- _INFORMATION SHOWN_:
#####
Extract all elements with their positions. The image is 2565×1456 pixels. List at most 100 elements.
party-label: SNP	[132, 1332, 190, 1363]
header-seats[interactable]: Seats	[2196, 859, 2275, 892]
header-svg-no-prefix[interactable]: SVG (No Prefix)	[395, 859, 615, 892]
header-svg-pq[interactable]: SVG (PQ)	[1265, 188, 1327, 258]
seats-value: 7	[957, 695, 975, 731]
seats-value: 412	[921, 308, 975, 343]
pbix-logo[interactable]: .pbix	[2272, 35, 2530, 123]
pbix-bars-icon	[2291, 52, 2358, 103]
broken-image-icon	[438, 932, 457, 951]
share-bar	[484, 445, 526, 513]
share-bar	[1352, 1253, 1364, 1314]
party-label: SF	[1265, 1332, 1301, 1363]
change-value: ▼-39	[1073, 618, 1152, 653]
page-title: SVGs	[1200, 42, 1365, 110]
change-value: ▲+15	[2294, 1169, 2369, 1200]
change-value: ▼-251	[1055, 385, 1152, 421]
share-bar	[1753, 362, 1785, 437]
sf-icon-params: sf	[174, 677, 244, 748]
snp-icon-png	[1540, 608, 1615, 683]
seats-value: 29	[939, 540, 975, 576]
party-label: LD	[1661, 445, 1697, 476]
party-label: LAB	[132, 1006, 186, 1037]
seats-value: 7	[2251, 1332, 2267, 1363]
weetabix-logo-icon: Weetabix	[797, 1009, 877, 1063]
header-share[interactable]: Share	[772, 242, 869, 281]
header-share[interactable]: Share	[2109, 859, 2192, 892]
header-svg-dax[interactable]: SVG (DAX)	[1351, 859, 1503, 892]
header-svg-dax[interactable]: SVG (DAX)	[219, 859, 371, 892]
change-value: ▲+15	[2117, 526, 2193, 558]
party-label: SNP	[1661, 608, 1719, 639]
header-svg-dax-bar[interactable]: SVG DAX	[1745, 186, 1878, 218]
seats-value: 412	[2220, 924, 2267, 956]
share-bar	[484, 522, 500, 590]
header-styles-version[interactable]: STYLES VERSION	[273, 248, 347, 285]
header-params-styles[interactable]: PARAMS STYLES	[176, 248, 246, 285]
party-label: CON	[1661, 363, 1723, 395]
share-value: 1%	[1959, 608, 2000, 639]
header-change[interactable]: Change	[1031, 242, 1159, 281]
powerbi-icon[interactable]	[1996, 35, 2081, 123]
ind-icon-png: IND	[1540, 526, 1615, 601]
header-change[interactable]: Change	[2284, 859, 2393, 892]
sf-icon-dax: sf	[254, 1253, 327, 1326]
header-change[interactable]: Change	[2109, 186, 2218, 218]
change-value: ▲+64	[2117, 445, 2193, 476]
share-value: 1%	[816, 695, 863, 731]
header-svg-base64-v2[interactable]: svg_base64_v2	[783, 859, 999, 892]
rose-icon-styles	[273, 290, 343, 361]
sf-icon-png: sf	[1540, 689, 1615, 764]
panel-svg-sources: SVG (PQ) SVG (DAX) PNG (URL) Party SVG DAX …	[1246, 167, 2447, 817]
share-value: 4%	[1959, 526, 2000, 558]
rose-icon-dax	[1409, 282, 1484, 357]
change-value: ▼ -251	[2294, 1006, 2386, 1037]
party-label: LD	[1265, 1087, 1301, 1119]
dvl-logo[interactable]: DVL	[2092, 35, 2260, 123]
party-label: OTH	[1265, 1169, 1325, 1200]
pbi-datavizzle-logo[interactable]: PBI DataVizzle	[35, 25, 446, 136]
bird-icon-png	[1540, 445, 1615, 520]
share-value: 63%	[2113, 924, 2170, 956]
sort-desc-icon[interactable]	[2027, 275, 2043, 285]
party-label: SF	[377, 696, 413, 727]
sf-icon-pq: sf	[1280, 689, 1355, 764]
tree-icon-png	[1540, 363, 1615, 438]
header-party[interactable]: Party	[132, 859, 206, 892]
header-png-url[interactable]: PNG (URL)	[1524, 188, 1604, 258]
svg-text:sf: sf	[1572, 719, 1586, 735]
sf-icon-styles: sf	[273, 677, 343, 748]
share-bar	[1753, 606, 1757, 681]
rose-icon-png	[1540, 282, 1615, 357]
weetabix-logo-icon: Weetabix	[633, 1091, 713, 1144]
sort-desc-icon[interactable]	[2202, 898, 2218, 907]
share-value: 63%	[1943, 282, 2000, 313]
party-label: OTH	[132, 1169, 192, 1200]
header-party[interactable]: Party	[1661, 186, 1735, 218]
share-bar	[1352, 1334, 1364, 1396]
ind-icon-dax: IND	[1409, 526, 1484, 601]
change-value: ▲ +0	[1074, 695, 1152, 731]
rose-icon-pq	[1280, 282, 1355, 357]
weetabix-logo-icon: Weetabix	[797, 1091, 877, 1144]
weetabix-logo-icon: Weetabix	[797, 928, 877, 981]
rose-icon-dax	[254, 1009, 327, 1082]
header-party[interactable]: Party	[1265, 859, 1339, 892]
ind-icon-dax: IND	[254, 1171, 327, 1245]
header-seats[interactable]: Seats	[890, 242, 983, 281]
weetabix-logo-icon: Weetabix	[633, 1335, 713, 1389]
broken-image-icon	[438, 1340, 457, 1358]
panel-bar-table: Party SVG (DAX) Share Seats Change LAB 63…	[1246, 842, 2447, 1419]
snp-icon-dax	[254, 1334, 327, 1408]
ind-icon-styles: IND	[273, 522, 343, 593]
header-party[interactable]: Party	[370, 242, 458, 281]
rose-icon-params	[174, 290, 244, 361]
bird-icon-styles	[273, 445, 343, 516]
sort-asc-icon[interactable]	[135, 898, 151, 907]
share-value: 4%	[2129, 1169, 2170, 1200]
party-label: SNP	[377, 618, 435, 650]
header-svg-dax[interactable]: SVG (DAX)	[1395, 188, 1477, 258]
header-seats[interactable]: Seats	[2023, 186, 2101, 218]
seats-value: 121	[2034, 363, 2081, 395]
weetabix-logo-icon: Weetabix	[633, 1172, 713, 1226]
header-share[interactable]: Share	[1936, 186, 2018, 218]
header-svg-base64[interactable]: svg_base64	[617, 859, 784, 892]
#####
- _GIVEN INSTRUCTION_:
Quote all of the data above word for word, from the first line to the last.

- _FULL ANSWER_:
Extract all elements with their positions. The image is 2565×1456 pixels. List at most 100 elements.
party-label: SNP	[132, 1332, 190, 1363]
header-seats[interactable]: Seats	[2196, 859, 2275, 892]
header-svg-no-prefix[interactable]: SVG (No Prefix)	[395, 859, 615, 892]
header-svg-pq[interactable]: SVG (PQ)	[1265, 188, 1327, 258]
seats-value: 7	[957, 695, 975, 731]
seats-value: 412	[921, 308, 975, 343]
pbix-logo[interactable]: .pbix	[2272, 35, 2530, 123]
pbix-bars-icon	[2291, 52, 2358, 103]
broken-image-icon	[438, 932, 457, 951]
share-bar	[484, 445, 526, 513]
share-bar	[1352, 1253, 1364, 1314]
party-label: SF	[1265, 1332, 1301, 1363]
change-value: ▼-39	[1073, 618, 1152, 653]
page-title: SVGs	[1200, 42, 1365, 110]
change-value: ▲+15	[2294, 1169, 2369, 1200]
change-value: ▼-251	[1055, 385, 1152, 421]
share-bar	[1753, 362, 1785, 437]
sf-icon-params: sf	[174, 677, 244, 748]
snp-icon-png	[1540, 608, 1615, 683]
seats-value: 29	[939, 540, 975, 576]
party-label: LD	[1661, 445, 1697, 476]
party-label: LAB	[132, 1006, 186, 1037]
seats-value: 7	[2251, 1332, 2267, 1363]
weetabix-logo-icon: Weetabix	[797, 1009, 877, 1063]
header-share[interactable]: Share	[772, 242, 869, 281]
header-share[interactable]: Share	[2109, 859, 2192, 892]
header-svg-dax[interactable]: SVG (DAX)	[1351, 859, 1503, 892]
header-svg-dax[interactable]: SVG (DAX)	[219, 859, 371, 892]
change-value: ▲+15	[2117, 526, 2193, 558]
party-label: SNP	[1661, 608, 1719, 639]
header-svg-dax-bar[interactable]: SVG DAX	[1745, 186, 1878, 218]
seats-value: 412	[2220, 924, 2267, 956]
share-bar	[484, 522, 500, 590]
header-styles-version[interactable]: STYLES VERSION	[273, 248, 347, 285]
header-params-styles[interactable]: PARAMS STYLES	[176, 248, 246, 285]
party-label: CON	[1661, 363, 1723, 395]
share-value: 1%	[1959, 608, 2000, 639]
header-change[interactable]: Change	[1031, 242, 1159, 281]
powerbi-icon[interactable]	[1996, 35, 2081, 123]
ind-icon-png: IND	[1540, 526, 1615, 601]
header-change[interactable]: Change	[2284, 859, 2393, 892]
sf-icon-dax: sf	[254, 1253, 327, 1326]
header-change[interactable]: Change	[2109, 186, 2218, 218]
change-value: ▲+64	[2117, 445, 2193, 476]
share-value: 1%	[816, 695, 863, 731]
header-svg-base64-v2[interactable]: svg_base64_v2	[783, 859, 999, 892]
rose-icon-styles	[273, 290, 343, 361]
sf-icon-png: sf	[1540, 689, 1615, 764]
panel-svg-sources: SVG (PQ) SVG (DAX) PNG (URL) Party SVG DAX …	[1246, 167, 2447, 817]
share-value: 4%	[1959, 526, 2000, 558]
rose-icon-dax	[1409, 282, 1484, 357]
change-value: ▼ -251	[2294, 1006, 2386, 1037]
party-label: LD	[1265, 1087, 1301, 1119]
dvl-logo[interactable]: DVL	[2092, 35, 2260, 123]
party-label: OTH	[1265, 1169, 1325, 1200]
pbi-datavizzle-logo[interactable]: PBI DataVizzle	[35, 25, 446, 136]
bird-icon-png	[1540, 445, 1615, 520]
share-value: 63%	[2113, 924, 2170, 956]
sort-desc-icon[interactable]	[2027, 275, 2043, 285]
party-label: SF	[377, 696, 413, 727]
sf-icon-pq: sf	[1280, 689, 1355, 764]
tree-icon-png	[1540, 363, 1615, 438]
header-party[interactable]: Party	[132, 859, 206, 892]
header-png-url[interactable]: PNG (URL)	[1524, 188, 1604, 258]
svg-text:sf: sf	[1572, 719, 1586, 735]
sf-icon-styles: sf	[273, 677, 343, 748]
share-bar	[1753, 606, 1757, 681]
rose-icon-png	[1540, 282, 1615, 357]
weetabix-logo-icon: Weetabix	[633, 1091, 713, 1144]
sort-desc-icon[interactable]	[2202, 898, 2218, 907]
share-value: 63%	[1943, 282, 2000, 313]
party-label: OTH	[132, 1169, 192, 1200]
header-party[interactable]: Party	[1661, 186, 1735, 218]
share-bar	[1352, 1334, 1364, 1396]
ind-icon-dax: IND	[1409, 526, 1484, 601]
change-value: ▲ +0	[1074, 695, 1152, 731]
rose-icon-pq	[1280, 282, 1355, 357]
weetabix-logo-icon: Weetabix	[797, 1091, 877, 1144]
weetabix-logo-icon: Weetabix	[797, 928, 877, 981]
rose-icon-dax	[254, 1009, 327, 1082]
header-party[interactable]: Party	[1265, 859, 1339, 892]
ind-icon-dax: IND	[254, 1171, 327, 1245]
header-seats[interactable]: Seats	[890, 242, 983, 281]
weetabix-logo-icon: Weetabix	[633, 1335, 713, 1389]
broken-image-icon	[438, 1340, 457, 1358]
panel-bar-table: Party SVG (DAX) Share Seats Change LAB 63…	[1246, 842, 2447, 1419]
snp-icon-dax	[254, 1334, 327, 1408]
ind-icon-styles: IND	[273, 522, 343, 593]
header-party[interactable]: Party	[370, 242, 458, 281]
rose-icon-params	[174, 290, 244, 361]
bird-icon-styles	[273, 445, 343, 516]
sort-asc-icon[interactable]	[135, 898, 151, 907]
share-value: 4%	[2129, 1169, 2170, 1200]
party-label: SNP	[377, 618, 435, 650]
header-svg-dax[interactable]: SVG (DAX)	[1395, 188, 1477, 258]
header-seats[interactable]: Seats	[2023, 186, 2101, 218]
seats-value: 121	[2034, 363, 2081, 395]
weetabix-logo-icon: Weetabix	[633, 1172, 713, 1226]
header-share[interactable]: Share	[1936, 186, 2018, 218]
header-svg-base64[interactable]: svg_base64	[617, 859, 784, 892]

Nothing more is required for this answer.